AIM OF THE TASK
Lift every line from the entries that includes the word "effect".

DATA PROVIDED
──────────────────────────────

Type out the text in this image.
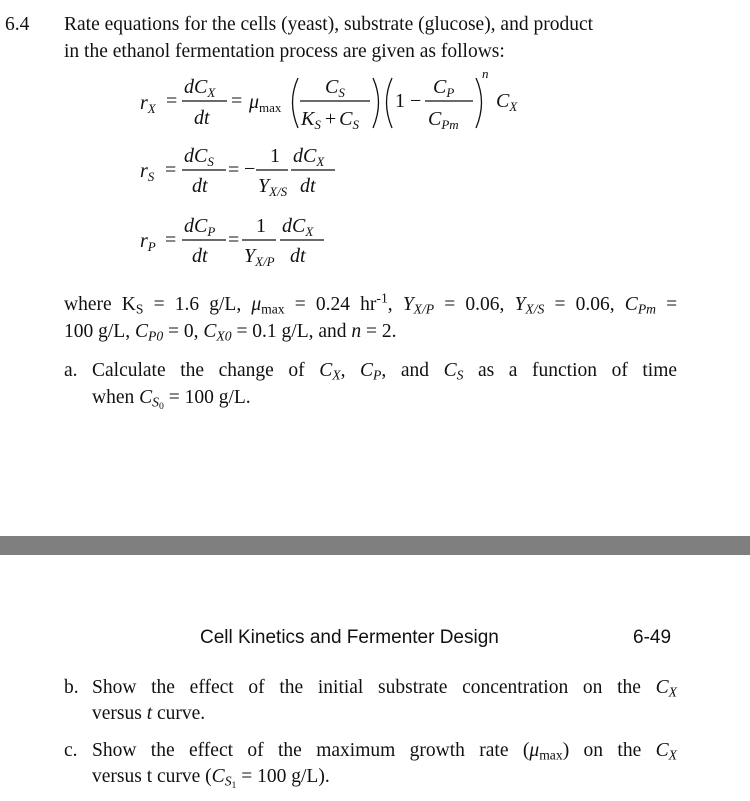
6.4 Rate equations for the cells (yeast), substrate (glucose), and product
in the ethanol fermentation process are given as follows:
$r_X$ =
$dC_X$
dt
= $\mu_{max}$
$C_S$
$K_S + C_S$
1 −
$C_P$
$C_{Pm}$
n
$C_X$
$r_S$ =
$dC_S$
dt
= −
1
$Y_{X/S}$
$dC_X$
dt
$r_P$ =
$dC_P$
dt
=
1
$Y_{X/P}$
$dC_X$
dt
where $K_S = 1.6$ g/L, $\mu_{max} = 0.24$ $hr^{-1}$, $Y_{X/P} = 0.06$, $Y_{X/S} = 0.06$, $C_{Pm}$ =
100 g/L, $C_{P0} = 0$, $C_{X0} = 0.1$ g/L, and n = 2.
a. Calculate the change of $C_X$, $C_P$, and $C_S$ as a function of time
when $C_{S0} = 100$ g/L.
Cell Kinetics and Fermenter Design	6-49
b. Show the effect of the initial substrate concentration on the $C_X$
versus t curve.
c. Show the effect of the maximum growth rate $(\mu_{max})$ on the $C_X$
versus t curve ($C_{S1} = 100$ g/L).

──────────────────────────────

ANSWER TO THIS TASK
b. Show the effect of the initial substrate concentration on the $C_X$
c. Show the effect of the maximum growth rate $(\mu_{max})$ on the $C_X$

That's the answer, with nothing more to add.